**Task data:**
________________

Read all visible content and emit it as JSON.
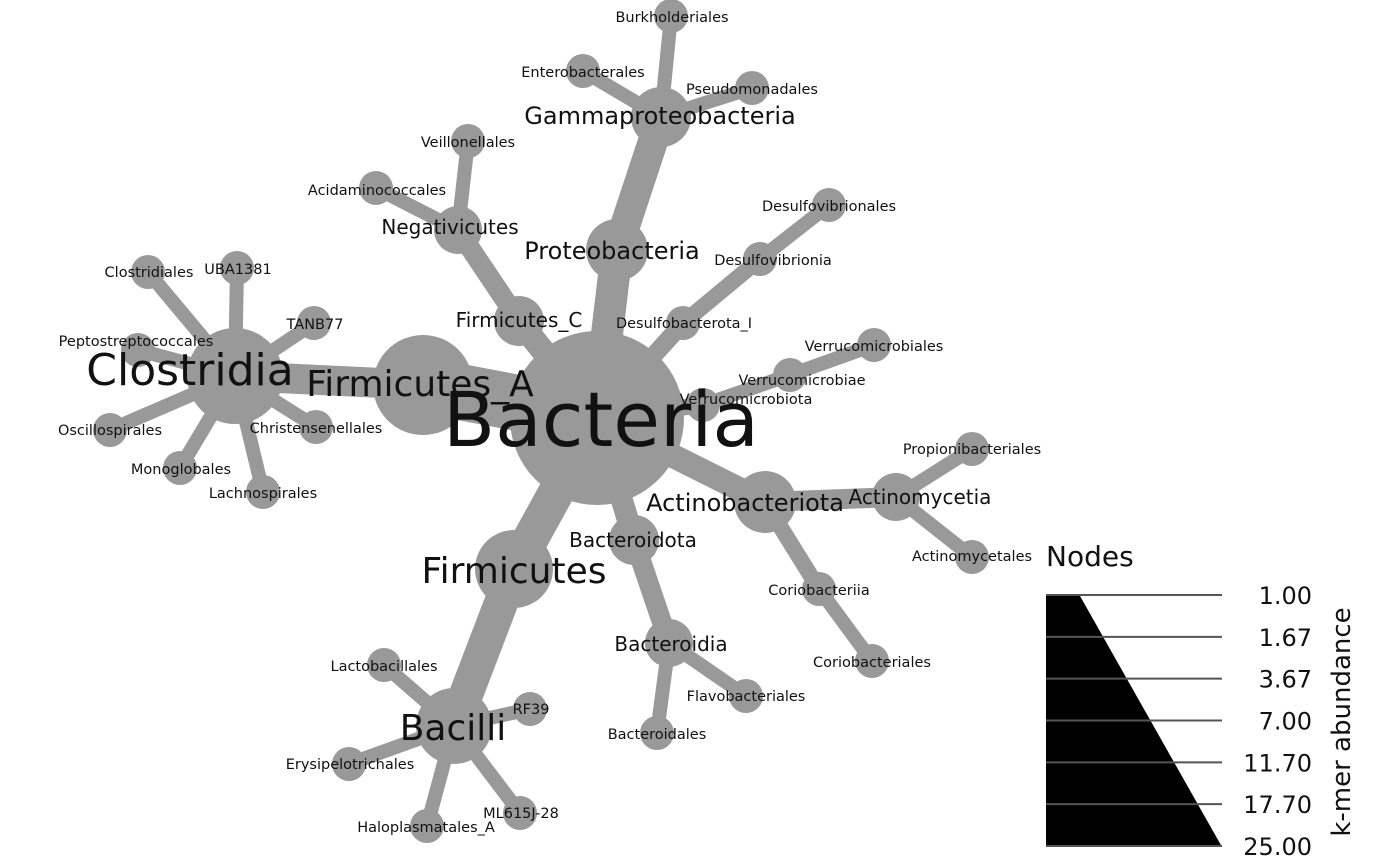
{
  "colors": {
    "node": "#999999",
    "edge": "#999999",
    "text": "#111111",
    "legend_fill": "#000000",
    "legend_tick": "#555555"
  },
  "tree": {
    "root": "Bacteria",
    "nodes": {
      "bacteria": {
        "label": "Bacteria",
        "parent": null
      },
      "firmicutes_a": {
        "label": "Firmicutes_A",
        "parent": "bacteria"
      },
      "clostridia": {
        "label": "Clostridia",
        "parent": "firmicutes_a"
      },
      "clostridiales": {
        "label": "Clostridiales",
        "parent": "clostridia"
      },
      "uba1381": {
        "label": "UBA1381",
        "parent": "clostridia"
      },
      "tanb77": {
        "label": "TANB77",
        "parent": "clostridia"
      },
      "peptostreptococcales": {
        "label": "Peptostreptococcales",
        "parent": "clostridia"
      },
      "oscillospirales": {
        "label": "Oscillospirales",
        "parent": "clostridia"
      },
      "monoglobales": {
        "label": "Monoglobales",
        "parent": "clostridia"
      },
      "lachnospirales": {
        "label": "Lachnospirales",
        "parent": "clostridia"
      },
      "christensenellales": {
        "label": "Christensenellales",
        "parent": "clostridia"
      },
      "firmicutes_c": {
        "label": "Firmicutes_C",
        "parent": "bacteria"
      },
      "negativicutes": {
        "label": "Negativicutes",
        "parent": "firmicutes_c"
      },
      "veillonellales": {
        "label": "Veillonellales",
        "parent": "negativicutes"
      },
      "acidaminococcales": {
        "label": "Acidaminococcales",
        "parent": "negativicutes"
      },
      "proteobacteria": {
        "label": "Proteobacteria",
        "parent": "bacteria"
      },
      "gammaproteobacteria": {
        "label": "Gammaproteobacteria",
        "parent": "proteobacteria"
      },
      "burkholderiales": {
        "label": "Burkholderiales",
        "parent": "gammaproteobacteria"
      },
      "enterobacterales": {
        "label": "Enterobacterales",
        "parent": "gammaproteobacteria"
      },
      "pseudomonadales": {
        "label": "Pseudomonadales",
        "parent": "gammaproteobacteria"
      },
      "desulfobacterota_i": {
        "label": "Desulfobacterota_I",
        "parent": "bacteria"
      },
      "desulfovibrionia": {
        "label": "Desulfovibrionia",
        "parent": "desulfobacterota_i"
      },
      "desulfovibrionales": {
        "label": "Desulfovibrionales",
        "parent": "desulfovibrionia"
      },
      "verrucomicrobiota": {
        "label": "Verrucomicrobiota",
        "parent": "bacteria"
      },
      "verrucomicrobiae": {
        "label": "Verrucomicrobiae",
        "parent": "verrucomicrobiota"
      },
      "verrucomicrobiales": {
        "label": "Verrucomicrobiales",
        "parent": "verrucomicrobiae"
      },
      "actinobacteriota": {
        "label": "Actinobacteriota",
        "parent": "bacteria"
      },
      "actinomycetia": {
        "label": "Actinomycetia",
        "parent": "actinobacteriota"
      },
      "propionibacteriales": {
        "label": "Propionibacteriales",
        "parent": "actinomycetia"
      },
      "actinomycetales": {
        "label": "Actinomycetales",
        "parent": "actinomycetia"
      },
      "coriobacteriia": {
        "label": "Coriobacteriia",
        "parent": "actinobacteriota"
      },
      "coriobacteriales": {
        "label": "Coriobacteriales",
        "parent": "coriobacteriia"
      },
      "bacteroidota": {
        "label": "Bacteroidota",
        "parent": "bacteria"
      },
      "bacteroidia": {
        "label": "Bacteroidia",
        "parent": "bacteroidota"
      },
      "flavobacteriales": {
        "label": "Flavobacteriales",
        "parent": "bacteroidia"
      },
      "bacteroidales": {
        "label": "Bacteroidales",
        "parent": "bacteroidia"
      },
      "firmicutes": {
        "label": "Firmicutes",
        "parent": "bacteria"
      },
      "bacilli": {
        "label": "Bacilli",
        "parent": "firmicutes"
      },
      "lactobacillales": {
        "label": "Lactobacillales",
        "parent": "bacilli"
      },
      "rf39": {
        "label": "RF39",
        "parent": "bacilli"
      },
      "erysipelotrichales": {
        "label": "Erysipelotrichales",
        "parent": "bacilli"
      },
      "haloplasmatales_a": {
        "label": "Haloplasmatales_A",
        "parent": "bacilli"
      },
      "ml615j_28": {
        "label": "ML615J-28",
        "parent": "bacilli"
      }
    }
  },
  "legend": {
    "title": "Nodes",
    "axis_label": "k-mer abundance",
    "ticks": [
      "1.00",
      "1.67",
      "3.67",
      "7.00",
      "11.70",
      "17.70",
      "25.00"
    ]
  }
}
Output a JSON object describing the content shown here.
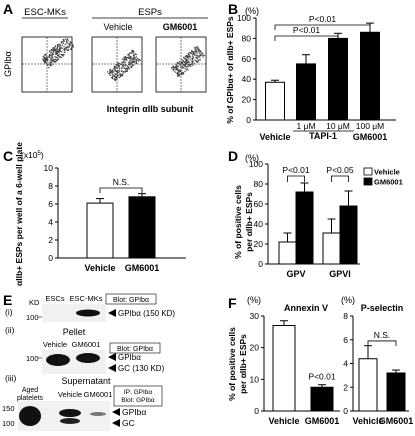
{
  "panels": {
    "A": {
      "letter": "A",
      "labels": [
        "ESC-MKs",
        "ESPs",
        "Vehicle",
        "GM6001"
      ],
      "ylabel": "GPIbα",
      "xlabel": "Integrin αIIb subunit",
      "plots": [
        {
          "name": "ESC-MKs",
          "cluster": "diagonal-upper-right"
        },
        {
          "name": "Vehicle",
          "cluster": "diagonal-upper-right"
        },
        {
          "name": "GM6001",
          "cluster": "diagonal-upper-right"
        }
      ]
    },
    "B": {
      "letter": "B",
      "unit": "(%)",
      "group_label": "TAPI-1"
    },
    "C": {
      "letter": "C",
      "multiplier": "(x10",
      "multiplier_exp": "5",
      "multiplier_close": ")"
    },
    "D": {
      "letter": "D",
      "unit": "(%)"
    },
    "E": {
      "letter": "E",
      "kd": "KD",
      "sub_i": {
        "label": "(i)",
        "lanes": [
          "ESCs",
          "ESC-MKs"
        ],
        "blot": "Blot: GPIbα",
        "marker": "100",
        "band": "GPIbα (150 KD)"
      },
      "sub_ii": {
        "label": "(ii)",
        "title": "Pellet",
        "lanes": [
          "Vehicle",
          "GM6001"
        ],
        "blot": "Blot: GPIbα",
        "marker": "100",
        "band1": "GPIbα",
        "band2": "GC (130 KD)"
      },
      "sub_iii": {
        "label": "(iii)",
        "title": "Supernatant",
        "lanes": [
          "Aged",
          "platelets",
          "Vehicle",
          "GM6001"
        ],
        "ip": "IP: GPIbα",
        "blot": "Blot: GPIbα",
        "markers": [
          "150",
          "100"
        ],
        "band1": "GPIbα",
        "band2": "GC"
      }
    },
    "F": {
      "letter": "F",
      "unit_left": "(%)",
      "unit_right": "(%)"
    }
  },
  "chart_data": [
    {
      "panel": "B",
      "type": "bar",
      "categories": [
        "Vehicle",
        "1 μM",
        "10 μM",
        "100 μM"
      ],
      "group_labels": [
        "Vehicle",
        "TAPI-1",
        "GM6001"
      ],
      "values": [
        37,
        55,
        80,
        86
      ],
      "errors": [
        2,
        9,
        5,
        9
      ],
      "colors": [
        "#ffffff",
        "#000000",
        "#000000",
        "#000000"
      ],
      "ylabel": "% of GPIbα+ of αIIb+ ESPs",
      "ylim": [
        0,
        100
      ],
      "yticks": [
        0,
        20,
        40,
        60,
        80,
        100
      ],
      "annotations": [
        {
          "text": "P<0.01",
          "from": 0,
          "to": 2
        },
        {
          "text": "P<0.01",
          "from": 0,
          "to": 3
        }
      ]
    },
    {
      "panel": "C",
      "type": "bar",
      "categories": [
        "Vehicle",
        "GM6001"
      ],
      "values": [
        6.1,
        6.8
      ],
      "errors": [
        0.5,
        0.35
      ],
      "colors": [
        "#ffffff",
        "#000000"
      ],
      "ylabel": "αIIb+ ESPs per well of a 6-well plate",
      "ylim": [
        0,
        10
      ],
      "yticks": [
        0,
        2,
        4,
        6,
        8,
        10
      ],
      "annotations": [
        {
          "text": "N.S.",
          "from": 0,
          "to": 1
        }
      ]
    },
    {
      "panel": "D",
      "type": "bar",
      "categories": [
        "GPV",
        "GPVI"
      ],
      "series": [
        {
          "name": "Vehicle",
          "values": [
            22,
            31
          ],
          "errors": [
            9,
            14
          ],
          "color": "#ffffff"
        },
        {
          "name": "GM6001",
          "values": [
            72,
            58
          ],
          "errors": [
            9,
            15
          ],
          "color": "#000000"
        }
      ],
      "ylabel": "% of positive cells per αIIb+ ESPs",
      "ylim": [
        0,
        100
      ],
      "yticks": [
        0,
        20,
        40,
        60,
        80,
        100
      ],
      "legend": "top-right",
      "annotations": [
        {
          "text": "P<0.01",
          "category": 0
        },
        {
          "text": "P<0.05",
          "category": 1
        }
      ]
    },
    {
      "panel": "F-left",
      "type": "bar",
      "title": "Annexin V",
      "categories": [
        "Vehicle",
        "GM6001"
      ],
      "values": [
        27,
        7.5
      ],
      "errors": [
        1.5,
        0.8
      ],
      "colors": [
        "#ffffff",
        "#000000"
      ],
      "ylabel": "% of positive cells per αIIb+ ESPs",
      "ylim": [
        0,
        30
      ],
      "yticks": [
        0,
        10,
        20,
        30
      ],
      "annotations": [
        {
          "text": "P<0.01",
          "category": 1
        }
      ]
    },
    {
      "panel": "F-right",
      "type": "bar",
      "title": "P-selectin",
      "categories": [
        "Vehicle",
        "GM6001"
      ],
      "values": [
        4.4,
        3.2
      ],
      "errors": [
        1.1,
        0.25
      ],
      "colors": [
        "#ffffff",
        "#000000"
      ],
      "ylim": [
        0,
        8
      ],
      "yticks": [
        0,
        2,
        4,
        6,
        8
      ],
      "annotations": [
        {
          "text": "N.S.",
          "from": 0,
          "to": 1
        }
      ]
    }
  ]
}
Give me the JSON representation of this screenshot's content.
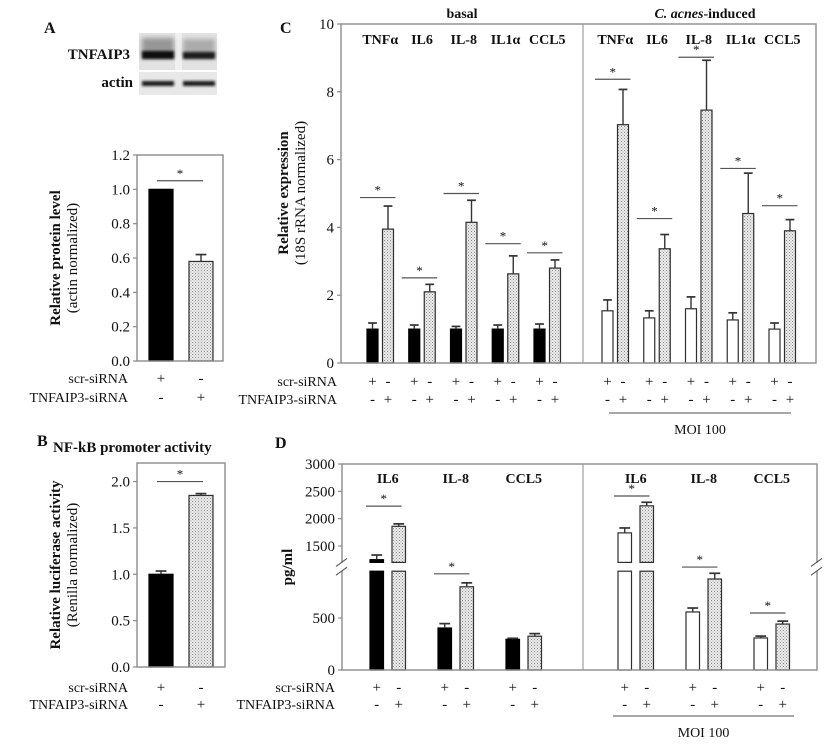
{
  "colors": {
    "solid-black": "#000000",
    "open-white": "#ffffff",
    "dotted-gray": "#d4d4d4"
  },
  "chart_data": [
    {
      "panel": "A",
      "type": "bar",
      "title": "",
      "blot": {
        "rows": [
          "TNFAIP3",
          "actin"
        ]
      },
      "ylabel": "Relative protein level",
      "ylabel_sub": "(actin normalized)",
      "ylim": [
        0,
        1.2
      ],
      "yticks": [
        0,
        0.2,
        0.4,
        0.6,
        0.8,
        1.0,
        1.2
      ],
      "ytick_labels": [
        "0.0",
        "0.2",
        "0.4",
        "0.6",
        "0.8",
        "1.0",
        "1.2"
      ],
      "grid": false,
      "bars": [
        {
          "label": "scr-siRNA",
          "value": 1.0,
          "error": 0.0,
          "style": "solid-black"
        },
        {
          "label": "TNFAIP3-siRNA",
          "value": 0.58,
          "error": 0.04,
          "style": "dotted-gray"
        }
      ],
      "condition_rows": [
        {
          "label": "scr-siRNA",
          "signs": [
            "+",
            "-"
          ]
        },
        {
          "label": "TNFAIP3-siRNA",
          "signs": [
            "-",
            "+"
          ]
        }
      ],
      "significance": [
        {
          "between": [
            0,
            1
          ],
          "level": 1.05,
          "label": "*"
        }
      ]
    },
    {
      "panel": "B",
      "type": "bar",
      "title": "NF-kB promoter activity",
      "ylabel": "Relative luciferase activity",
      "ylabel_sub": "(Renilla normalized)",
      "ylim": [
        0,
        2.2
      ],
      "yticks": [
        0,
        0.5,
        1.0,
        1.5,
        2.0
      ],
      "ytick_labels": [
        "0.0",
        "0.5",
        "1.0",
        "1.5",
        "2.0"
      ],
      "grid": false,
      "bars": [
        {
          "label": "scr-siRNA",
          "value": 1.0,
          "error": 0.035,
          "style": "solid-black"
        },
        {
          "label": "TNFAIP3-siRNA",
          "value": 1.85,
          "error": 0.02,
          "style": "dotted-gray"
        }
      ],
      "condition_rows": [
        {
          "label": "scr-siRNA",
          "signs": [
            "+",
            "-"
          ]
        },
        {
          "label": "TNFAIP3-siRNA",
          "signs": [
            "-",
            "+"
          ]
        }
      ],
      "significance": [
        {
          "between": [
            0,
            1
          ],
          "level": 2.0,
          "label": "*"
        }
      ]
    },
    {
      "panel": "C",
      "type": "bar",
      "ylabel": "Relative expression",
      "ylabel_sub": "(18S rRNA normalized)",
      "ylim": [
        0,
        10
      ],
      "yticks": [
        0,
        2,
        4,
        6,
        8,
        10
      ],
      "ytick_labels": [
        "0",
        "2",
        "4",
        "6",
        "8",
        "10"
      ],
      "grid": false,
      "condition_rows": [
        {
          "label": "scr-siRNA",
          "signs": [
            "+",
            "-"
          ]
        },
        {
          "label": "TNFAIP3-siRNA",
          "signs": [
            "-",
            "+"
          ]
        }
      ],
      "groups": [
        {
          "title": "basal",
          "title_italic": "",
          "title_rest": "",
          "categories": [
            "TNFα",
            "IL6",
            "IL-8",
            "IL1α",
            "CCL5"
          ],
          "series": [
            {
              "name": "scr-siRNA",
              "style": "solid-black",
              "values": [
                1.0,
                1.0,
                1.0,
                1.0,
                1.0
              ],
              "errors": [
                0.18,
                0.12,
                0.08,
                0.12,
                0.15
              ]
            },
            {
              "name": "TNFAIP3-siRNA",
              "style": "dotted-gray",
              "values": [
                3.95,
                2.1,
                4.15,
                2.63,
                2.8
              ],
              "errors": [
                0.68,
                0.22,
                0.65,
                0.53,
                0.24
              ]
            }
          ],
          "significance": [
            {
              "category": 0,
              "level": 4.88,
              "label": "*"
            },
            {
              "category": 1,
              "level": 2.51,
              "label": "*"
            },
            {
              "category": 2,
              "level": 5.0,
              "label": "*"
            },
            {
              "category": 3,
              "level": 3.52,
              "label": "*"
            },
            {
              "category": 4,
              "level": 3.25,
              "label": "*"
            }
          ],
          "footer": ""
        },
        {
          "title": "",
          "title_italic": "C. acnes",
          "title_rest": "-induced",
          "categories": [
            "TNFα",
            "IL6",
            "IL-8",
            "IL1α",
            "CCL5"
          ],
          "series": [
            {
              "name": "scr-siRNA",
              "style": "open-white",
              "values": [
                1.54,
                1.33,
                1.6,
                1.27,
                1.0
              ],
              "errors": [
                0.32,
                0.21,
                0.35,
                0.21,
                0.18
              ]
            },
            {
              "name": "TNFAIP3-siRNA",
              "style": "dotted-gray",
              "values": [
                7.03,
                3.37,
                7.46,
                4.41,
                3.9
              ],
              "errors": [
                1.04,
                0.42,
                1.47,
                1.19,
                0.33
              ]
            }
          ],
          "significance": [
            {
              "category": 0,
              "level": 8.37,
              "label": "*"
            },
            {
              "category": 1,
              "level": 4.26,
              "label": "*"
            },
            {
              "category": 2,
              "level": 9.02,
              "label": "*"
            },
            {
              "category": 3,
              "level": 5.74,
              "label": "*"
            },
            {
              "category": 4,
              "level": 4.64,
              "label": "*"
            }
          ],
          "footer": "MOI 100"
        }
      ]
    },
    {
      "panel": "D",
      "type": "bar",
      "ylabel": "pg/ml",
      "ylabel_sub": "",
      "ylim": [
        0,
        3000
      ],
      "axis_break": [
        950,
        1200
      ],
      "yticks": [
        0,
        500,
        1500,
        2000,
        2500,
        3000
      ],
      "ytick_labels": [
        "0",
        "500",
        "1500",
        "2000",
        "2500",
        "3000"
      ],
      "grid": false,
      "condition_rows": [
        {
          "label": "scr-siRNA",
          "signs": [
            "+",
            "-"
          ]
        },
        {
          "label": "TNFAIP3-siRNA",
          "signs": [
            "-",
            "+"
          ]
        }
      ],
      "groups": [
        {
          "title": "",
          "title_italic": "",
          "title_rest": "",
          "categories": [
            "IL6",
            "IL-8",
            "CCL5"
          ],
          "series": [
            {
              "name": "scr-siRNA",
              "style": "solid-black",
              "values": [
                1250,
                404,
                295
              ],
              "errors": [
                85,
                42,
                10
              ]
            },
            {
              "name": "TNFAIP3-siRNA",
              "style": "dotted-gray",
              "values": [
                1860,
                800,
                325
              ],
              "errors": [
                45,
                38,
                25
              ]
            }
          ],
          "significance": [
            {
              "category": 0,
              "level": 2230,
              "label": "*"
            },
            {
              "category": 1,
              "level": 925,
              "label": "*"
            }
          ],
          "footer": ""
        },
        {
          "title": "",
          "title_italic": "",
          "title_rest": "",
          "categories": [
            "IL6",
            "IL-8",
            "CCL5"
          ],
          "series": [
            {
              "name": "scr-siRNA",
              "style": "open-white",
              "values": [
                1740,
                558,
                308
              ],
              "errors": [
                90,
                38,
                18
              ]
            },
            {
              "name": "TNFAIP3-siRNA",
              "style": "dotted-gray",
              "values": [
                2235,
                875,
                442
              ],
              "errors": [
                65,
                55,
                28
              ]
            }
          ],
          "significance": [
            {
              "category": 0,
              "level": 2415,
              "label": "*"
            },
            {
              "category": 1,
              "level": 990,
              "label": "*"
            },
            {
              "category": 2,
              "level": 548,
              "label": "*"
            }
          ],
          "footer": "MOI 100"
        }
      ]
    }
  ]
}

________________

**Task instructions:** Track down all lines above with the string "αIIb" and copy them.

**Answer space:**
      "xlabel": "Integrin αIIb subunit",
      "ylabel": "% of GPIbα+ of αIIb+ ESPs",
      "ylabel": "αIIb+ ESPs per well of a 6-well plate",
      "ylabel": "% of positive cells per αIIb+ ESPs",
      "ylabel": "% of positive cells per αIIb+ ESPs",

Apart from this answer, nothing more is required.